### WRITTEN PROBLEM
Copy every line of the records below verbatim, omitting the pictures.

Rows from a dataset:
## start

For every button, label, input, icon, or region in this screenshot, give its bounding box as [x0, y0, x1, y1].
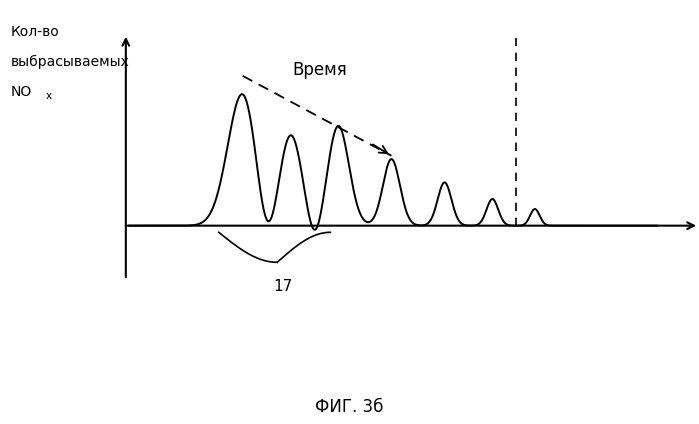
- Text: ФИГ. 3б: ФИГ. 3б: [315, 398, 384, 416]
- Text: Время: Время: [292, 61, 347, 79]
- Text: x: x: [45, 91, 52, 101]
- Text: NO: NO: [10, 85, 31, 99]
- Text: выбрасываемых: выбрасываемых: [10, 55, 129, 69]
- Text: 17: 17: [273, 279, 292, 294]
- Text: Кол-во: Кол-во: [10, 25, 59, 39]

## end

### RESPONSE TO THE EXERCISE
For every button, label, input, icon, or region in this screenshot, give its bounding box as [x0, y0, x1, y1].
- Text: ФИГ. 3б: ФИГ. 3б: [315, 398, 384, 416]
- Text: Время: Время: [292, 61, 347, 79]
- Text: x: x: [45, 91, 52, 101]
- Text: NO: NO: [10, 85, 31, 99]
- Text: выбрасываемых: выбрасываемых: [10, 55, 129, 69]
- Text: 17: 17: [273, 279, 292, 294]
- Text: Кол-во: Кол-во: [10, 25, 59, 39]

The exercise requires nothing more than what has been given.